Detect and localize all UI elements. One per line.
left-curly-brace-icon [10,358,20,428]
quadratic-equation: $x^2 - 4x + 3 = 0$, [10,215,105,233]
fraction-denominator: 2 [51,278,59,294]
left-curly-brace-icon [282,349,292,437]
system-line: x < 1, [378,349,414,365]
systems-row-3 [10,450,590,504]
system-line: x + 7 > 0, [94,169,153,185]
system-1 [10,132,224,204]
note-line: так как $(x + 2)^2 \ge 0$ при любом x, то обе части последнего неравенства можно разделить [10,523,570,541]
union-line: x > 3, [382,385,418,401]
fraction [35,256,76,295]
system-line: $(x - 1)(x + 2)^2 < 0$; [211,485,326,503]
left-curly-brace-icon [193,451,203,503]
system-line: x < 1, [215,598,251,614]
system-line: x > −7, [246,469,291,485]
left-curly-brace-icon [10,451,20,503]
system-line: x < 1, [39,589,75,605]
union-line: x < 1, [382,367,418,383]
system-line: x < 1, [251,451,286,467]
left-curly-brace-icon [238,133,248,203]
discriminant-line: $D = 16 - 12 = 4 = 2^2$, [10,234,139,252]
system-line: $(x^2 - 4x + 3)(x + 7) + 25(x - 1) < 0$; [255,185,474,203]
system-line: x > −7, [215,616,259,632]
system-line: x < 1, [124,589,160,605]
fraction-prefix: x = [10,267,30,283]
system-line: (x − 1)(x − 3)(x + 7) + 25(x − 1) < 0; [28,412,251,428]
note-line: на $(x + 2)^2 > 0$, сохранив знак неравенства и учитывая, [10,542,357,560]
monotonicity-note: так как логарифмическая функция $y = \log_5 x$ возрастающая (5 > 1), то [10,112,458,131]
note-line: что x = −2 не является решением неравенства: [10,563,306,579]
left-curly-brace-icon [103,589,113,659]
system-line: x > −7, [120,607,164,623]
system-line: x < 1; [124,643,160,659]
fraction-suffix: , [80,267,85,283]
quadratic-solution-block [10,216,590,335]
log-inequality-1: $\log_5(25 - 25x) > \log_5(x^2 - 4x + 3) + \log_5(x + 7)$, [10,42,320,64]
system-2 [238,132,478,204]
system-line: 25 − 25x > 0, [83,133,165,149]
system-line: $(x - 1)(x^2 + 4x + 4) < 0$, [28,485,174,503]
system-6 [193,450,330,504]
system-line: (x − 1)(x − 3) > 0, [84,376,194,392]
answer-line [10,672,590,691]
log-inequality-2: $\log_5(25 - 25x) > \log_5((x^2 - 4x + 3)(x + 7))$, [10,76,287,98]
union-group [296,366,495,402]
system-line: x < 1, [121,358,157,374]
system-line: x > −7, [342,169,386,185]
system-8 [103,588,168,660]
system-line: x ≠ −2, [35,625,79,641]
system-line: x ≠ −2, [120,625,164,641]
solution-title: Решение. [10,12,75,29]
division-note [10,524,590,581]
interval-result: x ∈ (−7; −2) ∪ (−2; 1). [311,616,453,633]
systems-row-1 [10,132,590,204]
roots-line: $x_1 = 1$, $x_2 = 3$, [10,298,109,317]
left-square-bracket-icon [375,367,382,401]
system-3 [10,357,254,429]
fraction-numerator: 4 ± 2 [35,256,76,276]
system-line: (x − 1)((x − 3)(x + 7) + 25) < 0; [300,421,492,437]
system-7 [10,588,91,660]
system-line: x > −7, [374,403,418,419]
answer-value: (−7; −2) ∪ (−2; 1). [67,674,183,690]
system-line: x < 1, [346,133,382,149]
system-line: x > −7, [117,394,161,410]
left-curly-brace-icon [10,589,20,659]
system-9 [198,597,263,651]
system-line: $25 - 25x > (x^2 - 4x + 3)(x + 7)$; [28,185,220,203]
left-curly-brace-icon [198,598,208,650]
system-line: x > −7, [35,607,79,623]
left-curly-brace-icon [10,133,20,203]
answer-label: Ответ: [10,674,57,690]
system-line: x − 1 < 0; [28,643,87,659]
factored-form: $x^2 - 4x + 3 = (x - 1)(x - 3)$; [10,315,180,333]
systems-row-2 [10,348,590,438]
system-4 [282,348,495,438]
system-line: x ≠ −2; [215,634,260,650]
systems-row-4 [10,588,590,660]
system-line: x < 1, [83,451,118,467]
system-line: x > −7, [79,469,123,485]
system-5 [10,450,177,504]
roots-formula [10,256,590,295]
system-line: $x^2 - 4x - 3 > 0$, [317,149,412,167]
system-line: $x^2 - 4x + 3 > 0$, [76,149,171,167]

****************************************

### Direction
Reproduce the lines above exactly as they appear, from the very first one through the line containing "system-line: $(x - 1)(x +", including both ends.

### Reply
Detect and localize all UI elements. One per line.
left-curly-brace-icon [10,358,20,428]
quadratic-equation: $x^2 - 4x + 3 = 0$, [10,215,105,233]
fraction-denominator: 2 [51,278,59,294]
left-curly-brace-icon [282,349,292,437]
system-line: x < 1, [378,349,414,365]
systems-row-3 [10,450,590,504]
system-line: x + 7 > 0, [94,169,153,185]
system-1 [10,132,224,204]
note-line: так как $(x + 2)^2 \ge 0$ при любом x, то обе части последнего неравенства можно разделить [10,523,570,541]
union-line: x > 3, [382,385,418,401]
fraction [35,256,76,295]
system-line: $(x - 1)(x + 2)^2 < 0$; [211,485,326,503]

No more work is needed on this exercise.